Aim: The records are to be restated in their entirety, word for word.
* begin Records shown *
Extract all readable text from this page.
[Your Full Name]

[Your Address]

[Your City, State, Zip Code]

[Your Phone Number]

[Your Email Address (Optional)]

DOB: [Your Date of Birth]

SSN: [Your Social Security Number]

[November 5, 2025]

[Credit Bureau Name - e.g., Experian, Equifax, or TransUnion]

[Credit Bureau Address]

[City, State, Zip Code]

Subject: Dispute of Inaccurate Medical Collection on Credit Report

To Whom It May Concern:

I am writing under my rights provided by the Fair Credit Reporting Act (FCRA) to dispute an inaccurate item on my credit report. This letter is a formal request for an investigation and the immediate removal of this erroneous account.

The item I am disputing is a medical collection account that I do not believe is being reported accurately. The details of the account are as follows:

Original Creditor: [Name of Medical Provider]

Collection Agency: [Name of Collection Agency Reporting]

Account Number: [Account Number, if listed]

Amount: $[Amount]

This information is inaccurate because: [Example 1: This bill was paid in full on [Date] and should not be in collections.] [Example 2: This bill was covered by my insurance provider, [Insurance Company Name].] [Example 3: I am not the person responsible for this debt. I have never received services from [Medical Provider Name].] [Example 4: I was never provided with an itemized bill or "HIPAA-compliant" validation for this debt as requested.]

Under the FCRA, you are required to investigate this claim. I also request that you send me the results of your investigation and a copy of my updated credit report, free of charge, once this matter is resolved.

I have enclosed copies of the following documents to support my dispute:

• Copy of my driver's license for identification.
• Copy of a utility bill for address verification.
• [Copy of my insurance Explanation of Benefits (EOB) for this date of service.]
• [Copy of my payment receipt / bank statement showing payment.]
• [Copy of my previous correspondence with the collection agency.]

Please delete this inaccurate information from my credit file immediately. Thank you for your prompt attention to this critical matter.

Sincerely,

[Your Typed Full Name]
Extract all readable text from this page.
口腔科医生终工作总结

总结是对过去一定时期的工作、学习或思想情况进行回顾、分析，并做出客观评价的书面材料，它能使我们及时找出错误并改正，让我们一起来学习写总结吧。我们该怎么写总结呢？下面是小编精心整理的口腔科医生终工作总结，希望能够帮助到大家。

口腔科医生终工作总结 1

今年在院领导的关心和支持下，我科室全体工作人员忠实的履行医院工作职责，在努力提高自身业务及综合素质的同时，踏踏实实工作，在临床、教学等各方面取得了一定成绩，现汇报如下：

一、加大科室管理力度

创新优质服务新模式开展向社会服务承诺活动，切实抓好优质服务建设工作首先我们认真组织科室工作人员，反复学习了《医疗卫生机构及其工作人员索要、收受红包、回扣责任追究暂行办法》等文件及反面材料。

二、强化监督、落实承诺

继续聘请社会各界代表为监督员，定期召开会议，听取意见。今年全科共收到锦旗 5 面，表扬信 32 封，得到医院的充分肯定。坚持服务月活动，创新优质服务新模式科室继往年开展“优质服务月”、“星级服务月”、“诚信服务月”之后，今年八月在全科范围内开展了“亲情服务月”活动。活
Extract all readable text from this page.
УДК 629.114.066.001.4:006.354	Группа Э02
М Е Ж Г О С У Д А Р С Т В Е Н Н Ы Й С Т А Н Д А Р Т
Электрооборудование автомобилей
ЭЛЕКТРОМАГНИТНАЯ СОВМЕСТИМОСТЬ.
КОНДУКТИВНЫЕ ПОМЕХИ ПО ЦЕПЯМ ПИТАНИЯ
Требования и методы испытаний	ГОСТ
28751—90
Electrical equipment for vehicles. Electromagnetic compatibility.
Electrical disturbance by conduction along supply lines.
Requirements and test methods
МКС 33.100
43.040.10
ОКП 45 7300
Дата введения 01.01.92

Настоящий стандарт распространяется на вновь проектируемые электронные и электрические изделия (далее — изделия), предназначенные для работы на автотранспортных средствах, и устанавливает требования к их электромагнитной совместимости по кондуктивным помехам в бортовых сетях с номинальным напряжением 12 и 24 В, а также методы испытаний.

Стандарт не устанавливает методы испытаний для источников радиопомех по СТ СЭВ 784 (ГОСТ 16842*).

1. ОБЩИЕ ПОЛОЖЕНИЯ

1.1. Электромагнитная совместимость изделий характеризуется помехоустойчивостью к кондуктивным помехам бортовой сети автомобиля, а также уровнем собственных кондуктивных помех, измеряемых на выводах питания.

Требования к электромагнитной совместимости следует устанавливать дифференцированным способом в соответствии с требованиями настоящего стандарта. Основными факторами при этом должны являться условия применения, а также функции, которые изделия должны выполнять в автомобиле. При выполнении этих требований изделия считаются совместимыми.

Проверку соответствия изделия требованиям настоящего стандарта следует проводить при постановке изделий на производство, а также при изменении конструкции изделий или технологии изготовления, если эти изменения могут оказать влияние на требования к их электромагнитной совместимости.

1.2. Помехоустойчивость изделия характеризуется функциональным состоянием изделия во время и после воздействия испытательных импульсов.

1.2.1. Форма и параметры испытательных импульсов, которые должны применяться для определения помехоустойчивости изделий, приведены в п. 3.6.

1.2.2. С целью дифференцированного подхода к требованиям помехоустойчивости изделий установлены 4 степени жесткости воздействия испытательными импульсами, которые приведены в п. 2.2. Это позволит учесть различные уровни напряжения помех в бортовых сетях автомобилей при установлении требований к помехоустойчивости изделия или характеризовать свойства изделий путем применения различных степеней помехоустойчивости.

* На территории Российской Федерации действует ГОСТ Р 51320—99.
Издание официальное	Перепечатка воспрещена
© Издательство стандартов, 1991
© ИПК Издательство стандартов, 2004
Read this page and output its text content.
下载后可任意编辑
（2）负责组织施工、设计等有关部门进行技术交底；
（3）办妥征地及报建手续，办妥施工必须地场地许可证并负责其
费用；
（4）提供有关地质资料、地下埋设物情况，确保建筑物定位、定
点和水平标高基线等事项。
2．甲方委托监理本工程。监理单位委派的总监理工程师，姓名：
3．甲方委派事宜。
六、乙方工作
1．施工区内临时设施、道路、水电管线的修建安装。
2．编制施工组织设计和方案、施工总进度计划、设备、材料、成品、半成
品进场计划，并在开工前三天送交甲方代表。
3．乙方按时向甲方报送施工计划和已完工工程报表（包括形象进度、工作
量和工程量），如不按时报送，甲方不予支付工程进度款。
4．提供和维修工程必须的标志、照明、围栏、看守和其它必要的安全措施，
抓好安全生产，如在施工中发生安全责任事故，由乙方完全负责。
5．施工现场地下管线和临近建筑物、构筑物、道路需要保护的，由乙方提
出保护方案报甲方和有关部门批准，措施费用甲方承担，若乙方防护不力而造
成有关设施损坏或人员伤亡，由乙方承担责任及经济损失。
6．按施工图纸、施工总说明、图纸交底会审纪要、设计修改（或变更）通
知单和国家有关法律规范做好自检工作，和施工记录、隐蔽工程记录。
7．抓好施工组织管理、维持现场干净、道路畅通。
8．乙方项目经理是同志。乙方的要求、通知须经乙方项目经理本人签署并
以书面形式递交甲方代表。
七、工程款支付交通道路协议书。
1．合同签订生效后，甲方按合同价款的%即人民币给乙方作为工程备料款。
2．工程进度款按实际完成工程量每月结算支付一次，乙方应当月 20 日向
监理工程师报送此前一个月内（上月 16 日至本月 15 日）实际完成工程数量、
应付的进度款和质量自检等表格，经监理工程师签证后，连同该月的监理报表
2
* end Records shown *
Exercise response:
Extract all readable text from this page.
[Your Full Name]

[Your Address]

[Your City, State, Zip Code]

[Your Phone Number]

[Your Email Address (Optional)]

DOB: [Your Date of Birth]

SSN: [Your Social Security Number]

[November 5, 2025]

[Credit Bureau Name - e.g., Experian, Equifax, or TransUnion]

[Credit Bureau Address]

[City, State, Zip Code]

Subject: Dispute of Inaccurate Medical Collection on Credit Report

To Whom It May Concern:

I am writing under my rights provided by the Fair Credit Reporting Act (FCRA) to dispute an inaccurate item on my credit report. This letter is a formal request for an investigation and the immediate removal of this erroneous account.

The item I am disputing is a medical collection account that I do not believe is being reported accurately. The details of the account are as follows:

Original Creditor: [Name of Medical Provider]

Collection Agency: [Name of Collection Agency Reporting]

Account Number: [Account Number, if listed]

Amount: $[Amount]

This information is inaccurate because: [Example 1: This bill was paid in full on [Date] and should not be in collections.] [Example 2: This bill was covered by my insurance provider, [Insurance Company Name].] [Example 3: I am not the person responsible for this debt. I have never received services from [Medical Provider Name].] [Example 4: I was never provided with an itemized bill or "HIPAA-compliant" validation for this debt as requested.]

Under the FCRA, you are required to investigate this claim. I also request that you send me the results of your investigation and a copy of my updated credit report, free of charge, once this matter is resolved.

I have enclosed copies of the following documents to support my dispute:

• Copy of my driver's license for identification.
• Copy of a utility bill for address verification.
• [Copy of my insurance Explanation of Benefits (EOB) for this date of service.]
• [Copy of my payment receipt / bank statement showing payment.]
• [Copy of my previous correspondence with the collection agency.]

Please delete this inaccurate information from my credit file immediately. Thank you for your prompt attention to this critical matter.

Sincerely,

[Your Typed Full Name]
Extract all readable text from this page.
口腔科医生终工作总结

总结是对过去一定时期的工作、学习或思想情况进行回顾、分析，并做出客观评价的书面材料，它能使我们及时找出错误并改正，让我们一起来学习写总结吧。我们该怎么写总结呢？下面是小编精心整理的口腔科医生终工作总结，希望能够帮助到大家。

口腔科医生终工作总结 1

今年在院领导的关心和支持下，我科室全体工作人员忠实的履行医院工作职责，在努力提高自身业务及综合素质的同时，踏踏实实工作，在临床、教学等各方面取得了一定成绩，现汇报如下：

一、加大科室管理力度

创新优质服务新模式开展向社会服务承诺活动，切实抓好优质服务建设工作首先我们认真组织科室工作人员，反复学习了《医疗卫生机构及其工作人员索要、收受红包、回扣责任追究暂行办法》等文件及反面材料。

二、强化监督、落实承诺

继续聘请社会各界代表为监督员，定期召开会议，听取意见。今年全科共收到锦旗 5 面，表扬信 32 封，得到医院的充分肯定。坚持服务月活动，创新优质服务新模式科室继往年开展“优质服务月”、“星级服务月”、“诚信服务月”之后，今年八月在全科范围内开展了“亲情服务月”活动。活
Extract all readable text from this page.
УДК 629.114.066.001.4:006.354	Группа Э02
М Е Ж Г О С У Д А Р С Т В Е Н Н Ы Й С Т А Н Д А Р Т
Электрооборудование автомобилей
ЭЛЕКТРОМАГНИТНАЯ СОВМЕСТИМОСТЬ.
КОНДУКТИВНЫЕ ПОМЕХИ ПО ЦЕПЯМ ПИТАНИЯ
Требования и методы испытаний	ГОСТ
28751—90
Electrical equipment for vehicles. Electromagnetic compatibility.
Electrical disturbance by conduction along supply lines.
Requirements and test methods
МКС 33.100
43.040.10
ОКП 45 7300
Дата введения 01.01.92

Настоящий стандарт распространяется на вновь проектируемые электронные и электрические изделия (далее — изделия), предназначенные для работы на автотранспортных средствах, и устанавливает требования к их электромагнитной совместимости по кондуктивным помехам в бортовых сетях с номинальным напряжением 12 и 24 В, а также методы испытаний.

Стандарт не устанавливает методы испытаний для источников радиопомех по СТ СЭВ 784 (ГОСТ 16842*).

1. ОБЩИЕ ПОЛОЖЕНИЯ

1.1. Электромагнитная совместимость изделий характеризуется помехоустойчивостью к кондуктивным помехам бортовой сети автомобиля, а также уровнем собственных кондуктивных помех, измеряемых на выводах питания.

Требования к электромагнитной совместимости следует устанавливать дифференцированным способом в соответствии с требованиями настоящего стандарта. Основными факторами при этом должны являться условия применения, а также функции, которые изделия должны выполнять в автомобиле. При выполнении этих требований изделия считаются совместимыми.

Проверку соответствия изделия требованиям настоящего стандарта следует проводить при постановке изделий на производство, а также при изменении конструкции изделий или технологии изготовления, если эти изменения могут оказать влияние на требования к их электромагнитной совместимости.

1.2. Помехоустойчивость изделия характеризуется функциональным состоянием изделия во время и после воздействия испытательных импульсов.

1.2.1. Форма и параметры испытательных импульсов, которые должны применяться для определения помехоустойчивости изделий, приведены в п. 3.6.

1.2.2. С целью дифференцированного подхода к требованиям помехоустойчивости изделий установлены 4 степени жесткости воздействия испытательными импульсами, которые приведены в п. 2.2. Это позволит учесть различные уровни напряжения помех в бортовых сетях автомобилей при установлении требований к помехоустойчивости изделия или характеризовать свойства изделий путем применения различных степеней помехоустойчивости.

* На территории Российской Федерации действует ГОСТ Р 51320—99.
Издание официальное	Перепечатка воспрещена
© Издательство стандартов, 1991
© ИПК Издательство стандартов, 2004
Read this page and output its text content.
下载后可任意编辑
（2）负责组织施工、设计等有关部门进行技术交底；
（3）办妥征地及报建手续，办妥施工必须地场地许可证并负责其
费用；
（4）提供有关地质资料、地下埋设物情况，确保建筑物定位、定
点和水平标高基线等事项。
2．甲方委托监理本工程。监理单位委派的总监理工程师，姓名：
3．甲方委派事宜。
六、乙方工作
1．施工区内临时设施、道路、水电管线的修建安装。
2．编制施工组织设计和方案、施工总进度计划、设备、材料、成品、半成
品进场计划，并在开工前三天送交甲方代表。
3．乙方按时向甲方报送施工计划和已完工工程报表（包括形象进度、工作
量和工程量），如不按时报送，甲方不予支付工程进度款。
4．提供和维修工程必须的标志、照明、围栏、看守和其它必要的安全措施，
抓好安全生产，如在施工中发生安全责任事故，由乙方完全负责。
5．施工现场地下管线和临近建筑物、构筑物、道路需要保护的，由乙方提
出保护方案报甲方和有关部门批准，措施费用甲方承担，若乙方防护不力而造
成有关设施损坏或人员伤亡，由乙方承担责任及经济损失。
6．按施工图纸、施工总说明、图纸交底会审纪要、设计修改（或变更）通
知单和国家有关法律规范做好自检工作，和施工记录、隐蔽工程记录。
7．抓好施工组织管理、维持现场干净、道路畅通。
8．乙方项目经理是同志。乙方的要求、通知须经乙方项目经理本人签署并
以书面形式递交甲方代表。
七、工程款支付交通道路协议书。
1．合同签订生效后，甲方按合同价款的%即人民币给乙方作为工程备料款。
2．工程进度款按实际完成工程量每月结算支付一次，乙方应当月 20 日向
监理工程师报送此前一个月内（上月 16 日至本月 15 日）实际完成工程数量、
应付的进度款和质量自检等表格，经监理工程师签证后，连同该月的监理报表
2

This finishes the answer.